(Rows from a dataset)
------------
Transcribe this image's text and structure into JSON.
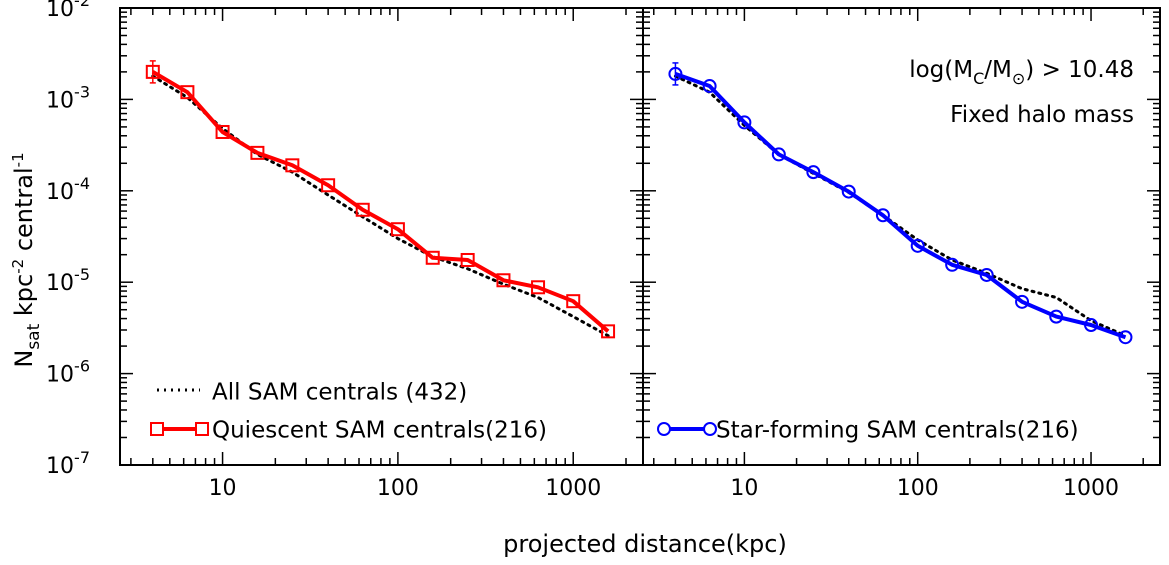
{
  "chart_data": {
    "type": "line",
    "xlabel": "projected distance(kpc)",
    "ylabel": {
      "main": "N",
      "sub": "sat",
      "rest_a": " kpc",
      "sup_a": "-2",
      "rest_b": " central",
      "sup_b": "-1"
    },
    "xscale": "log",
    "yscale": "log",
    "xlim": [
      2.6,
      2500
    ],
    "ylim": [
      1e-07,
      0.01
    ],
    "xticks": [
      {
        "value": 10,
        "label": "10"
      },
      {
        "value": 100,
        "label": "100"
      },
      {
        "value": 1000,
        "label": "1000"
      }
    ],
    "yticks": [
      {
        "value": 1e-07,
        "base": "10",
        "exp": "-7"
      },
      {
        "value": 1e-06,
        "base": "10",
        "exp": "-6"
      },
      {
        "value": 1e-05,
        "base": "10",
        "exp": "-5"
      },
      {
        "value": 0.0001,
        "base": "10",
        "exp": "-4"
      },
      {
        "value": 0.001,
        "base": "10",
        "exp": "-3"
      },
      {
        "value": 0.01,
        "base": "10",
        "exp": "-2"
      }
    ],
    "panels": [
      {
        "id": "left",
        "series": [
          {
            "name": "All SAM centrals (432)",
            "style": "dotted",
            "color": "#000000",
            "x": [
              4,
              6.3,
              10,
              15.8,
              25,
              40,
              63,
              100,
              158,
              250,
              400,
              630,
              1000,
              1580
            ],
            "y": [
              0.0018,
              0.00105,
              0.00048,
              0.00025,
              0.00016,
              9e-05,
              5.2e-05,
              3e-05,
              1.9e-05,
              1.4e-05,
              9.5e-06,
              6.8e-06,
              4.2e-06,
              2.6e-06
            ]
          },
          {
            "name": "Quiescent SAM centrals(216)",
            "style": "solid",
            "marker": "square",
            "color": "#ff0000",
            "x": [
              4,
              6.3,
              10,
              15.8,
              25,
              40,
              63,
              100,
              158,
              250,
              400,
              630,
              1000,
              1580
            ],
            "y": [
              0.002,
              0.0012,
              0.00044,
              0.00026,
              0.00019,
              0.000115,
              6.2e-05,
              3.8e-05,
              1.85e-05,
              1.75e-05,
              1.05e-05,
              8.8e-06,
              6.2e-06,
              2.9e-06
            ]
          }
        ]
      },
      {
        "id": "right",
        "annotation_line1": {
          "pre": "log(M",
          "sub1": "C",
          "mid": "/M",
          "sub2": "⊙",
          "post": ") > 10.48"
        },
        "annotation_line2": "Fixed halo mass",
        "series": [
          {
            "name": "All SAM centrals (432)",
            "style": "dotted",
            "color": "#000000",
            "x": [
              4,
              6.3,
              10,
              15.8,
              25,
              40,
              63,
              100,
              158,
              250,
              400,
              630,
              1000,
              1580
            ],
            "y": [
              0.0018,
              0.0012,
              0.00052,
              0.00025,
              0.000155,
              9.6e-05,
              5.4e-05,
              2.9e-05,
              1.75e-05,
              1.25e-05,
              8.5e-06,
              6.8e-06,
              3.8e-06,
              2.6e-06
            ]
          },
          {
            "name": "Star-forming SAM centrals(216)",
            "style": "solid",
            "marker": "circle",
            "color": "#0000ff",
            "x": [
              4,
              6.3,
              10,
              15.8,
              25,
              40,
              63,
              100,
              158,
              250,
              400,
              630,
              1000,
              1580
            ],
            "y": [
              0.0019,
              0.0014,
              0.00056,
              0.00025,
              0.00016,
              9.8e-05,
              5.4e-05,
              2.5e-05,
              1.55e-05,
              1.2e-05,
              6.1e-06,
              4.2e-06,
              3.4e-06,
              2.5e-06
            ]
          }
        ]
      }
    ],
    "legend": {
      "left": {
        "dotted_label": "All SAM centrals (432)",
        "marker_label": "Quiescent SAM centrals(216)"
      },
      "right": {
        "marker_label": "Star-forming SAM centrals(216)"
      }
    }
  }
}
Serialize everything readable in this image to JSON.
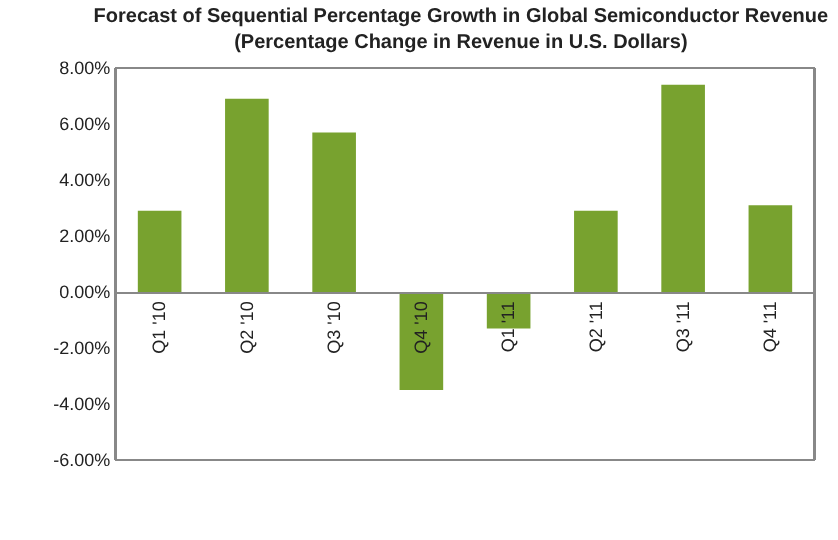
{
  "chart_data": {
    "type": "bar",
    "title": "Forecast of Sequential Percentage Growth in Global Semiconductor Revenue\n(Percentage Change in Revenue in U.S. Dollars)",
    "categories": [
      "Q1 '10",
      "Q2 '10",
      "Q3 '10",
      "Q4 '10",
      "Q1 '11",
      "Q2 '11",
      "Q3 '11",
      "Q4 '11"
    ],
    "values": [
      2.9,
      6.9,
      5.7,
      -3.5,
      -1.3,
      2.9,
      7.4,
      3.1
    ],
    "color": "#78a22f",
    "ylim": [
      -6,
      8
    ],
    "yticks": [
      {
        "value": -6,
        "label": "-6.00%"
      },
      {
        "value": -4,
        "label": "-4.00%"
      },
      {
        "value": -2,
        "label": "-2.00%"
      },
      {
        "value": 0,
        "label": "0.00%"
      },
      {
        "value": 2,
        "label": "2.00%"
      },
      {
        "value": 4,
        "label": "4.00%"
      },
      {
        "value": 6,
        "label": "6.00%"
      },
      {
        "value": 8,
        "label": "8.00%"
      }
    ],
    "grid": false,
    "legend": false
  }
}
------------
Task brief –
Quote all the records verbatim, dropping any pictures from your copy.

Correct result –
Transcribe this image's text and structure into JSON.
{
  "chart_data": {
    "type": "line",
    "xlabel": "projected distance(kpc)",
    "ylabel": {
      "main": "N",
      "sub": "sat",
      "rest_a": " kpc",
      "sup_a": "-2",
      "rest_b": " central",
      "sup_b": "-1"
    },
    "xscale": "log",
    "yscale": "log",
    "xlim": [
      2.6,
      2500
    ],
    "ylim": [
      1e-07,
      0.01
    ],
    "xticks": [
      {
        "value": 10,
        "label": "10"
      },
      {
        "value": 100,
        "label": "100"
      },
      {
        "value": 1000,
        "label": "1000"
      }
    ],
    "yticks": [
      {
        "value": 1e-07,
        "base": "10",
        "exp": "-7"
      },
      {
        "value": 1e-06,
        "base": "10",
        "exp": "-6"
      },
      {
        "value": 1e-05,
        "base": "10",
        "exp": "-5"
      },
      {
        "value": 0.0001,
        "base": "10",
        "exp": "-4"
      },
      {
        "value": 0.001,
        "base": "10",
        "exp": "-3"
      },
      {
        "value": 0.01,
        "base": "10",
        "exp": "-2"
      }
    ],
    "panels": [
      {
        "id": "left",
        "series": [
          {
            "name": "All SAM centrals (432)",
            "style": "dotted",
            "color": "#000000",
            "x": [
              4,
              6.3,
              10,
              15.8,
              25,
              40,
              63,
              100,
              158,
              250,
              400,
              630,
              1000,
              1580
            ],
            "y": [
              0.0018,
              0.00105,
              0.00048,
              0.00025,
              0.00016,
              9e-05,
              5.2e-05,
              3e-05,
              1.9e-05,
              1.4e-05,
              9.5e-06,
              6.8e-06,
              4.2e-06,
              2.6e-06
            ]
          },
          {
            "name": "Quiescent SAM centrals(216)",
            "style": "solid",
            "marker": "square",
            "color": "#ff0000",
            "x": [
              4,
              6.3,
              10,
              15.8,
              25,
              40,
              63,
              100,
              158,
              250,
              400,
              630,
              1000,
              1580
            ],
            "y": [
              0.002,
              0.0012,
              0.00044,
              0.00026,
              0.00019,
              0.000115,
              6.2e-05,
              3.8e-05,
              1.85e-05,
              1.75e-05,
              1.05e-05,
              8.8e-06,
              6.2e-06,
              2.9e-06
            ]
          }
        ]
      },
      {
        "id": "right",
        "annotation_line1": {
          "pre": "log(M",
          "sub1": "C",
          "mid": "/M",
          "sub2": "⊙",
          "post": ") > 10.48"
        },
        "annotation_line2": "Fixed halo mass",
        "series": [
          {
            "name": "All SAM centrals (432)",
            "style": "dotted",
            "color": "#000000",
            "x": [
              4,
              6.3,
              10,
              15.8,
              25,
              40,
              63,
              100,
              158,
              250,
              400,
              630,
              1000,
              1580
            ],
            "y": [
              0.0018,
              0.0012,
              0.00052,
              0.00025,
              0.000155,
              9.6e-05,
              5.4e-05,
              2.9e-05,
              1.75e-05,
              1.25e-05,
              8.5e-06,
              6.8e-06,
              3.8e-06,
              2.6e-06
            ]
          },
          {
            "name": "Star-forming SAM centrals(216)",
            "style": "solid",
            "marker": "circle",
            "color": "#0000ff",
            "x": [
              4,
              6.3,
              10,
              15.8,
              25,
              40,
              63,
              100,
              158,
              250,
              400,
              630,
              1000,
              1580
            ],
            "y": [
              0.0019,
              0.0014,
              0.00056,
              0.00025,
              0.00016,
              9.8e-05,
              5.4e-05,
              2.5e-05,
              1.55e-05,
              1.2e-05,
              6.1e-06,
              4.2e-06,
              3.4e-06,
              2.5e-06
            ]
          }
        ]
      }
    ],
    "legend": {
      "left": {
        "dotted_label": "All SAM centrals (432)",
        "marker_label": "Quiescent SAM centrals(216)"
      },
      "right": {
        "marker_label": "Star-forming SAM centrals(216)"
      }
    }
  }
}
Serialize everything readable in this image to JSON.
{
  "chart_data": {
    "type": "bar",
    "title": "Forecast of Sequential Percentage Growth in Global Semiconductor Revenue\n(Percentage Change in Revenue in U.S. Dollars)",
    "categories": [
      "Q1 '10",
      "Q2 '10",
      "Q3 '10",
      "Q4 '10",
      "Q1 '11",
      "Q2 '11",
      "Q3 '11",
      "Q4 '11"
    ],
    "values": [
      2.9,
      6.9,
      5.7,
      -3.5,
      -1.3,
      2.9,
      7.4,
      3.1
    ],
    "color": "#78a22f",
    "ylim": [
      -6,
      8
    ],
    "yticks": [
      {
        "value": -6,
        "label": "-6.00%"
      },
      {
        "value": -4,
        "label": "-4.00%"
      },
      {
        "value": -2,
        "label": "-2.00%"
      },
      {
        "value": 0,
        "label": "0.00%"
      },
      {
        "value": 2,
        "label": "2.00%"
      },
      {
        "value": 4,
        "label": "4.00%"
      },
      {
        "value": 6,
        "label": "6.00%"
      },
      {
        "value": 8,
        "label": "8.00%"
      }
    ],
    "grid": false,
    "legend": false
  }
}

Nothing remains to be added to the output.